* [Stored data]
--*--

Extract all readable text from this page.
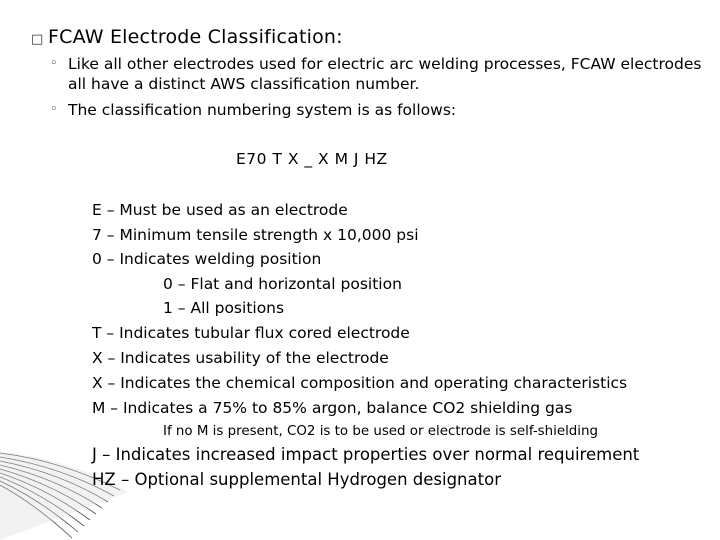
□ FCAW Electrode Classification:
◦ Like all other electrodes used for electric arc welding processes, FCAW electrodes all have a distinct AWS classification number.
◦ The classification numbering system is as follows:
E70 T X _ X M J HZ
E – Must be used as an electrode
7 – Minimum tensile strength x 10,000 psi
0 – Indicates welding position
0 – Flat and horizontal position
1 – All positions
T – Indicates tubular flux cored electrode
X – Indicates usability of the electrode
X – Indicates the chemical composition and operating characteristics
M – Indicates a 75% to 85% argon, balance CO2 shielding gas
If no M is present, CO2 is to be used or electrode is self-shielding
J – Indicates increased impact properties over normal requirement
HZ – Optional supplemental Hydrogen designator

--*--

Omit each picture, then return all of the listing exactly as it stands.

Extract all readable text from this page.
□ FCAW Electrode Classification:
◦ Like all other electrodes used for electric arc welding processes, FCAW electrodes all have a distinct AWS classification number.
◦ The classification numbering system is as follows:
E70 T X _ X M J HZ
E – Must be used as an electrode
7 – Minimum tensile strength x 10,000 psi
0 – Indicates welding position
0 – Flat and horizontal position
1 – All positions
T – Indicates tubular flux cored electrode
X – Indicates usability of the electrode
X – Indicates the chemical composition and operating characteristics
M – Indicates a 75% to 85% argon, balance CO2 shielding gas
If no M is present, CO2 is to be used or electrode is self-shielding
J – Indicates increased impact properties over normal requirement
HZ – Optional supplemental Hydrogen designator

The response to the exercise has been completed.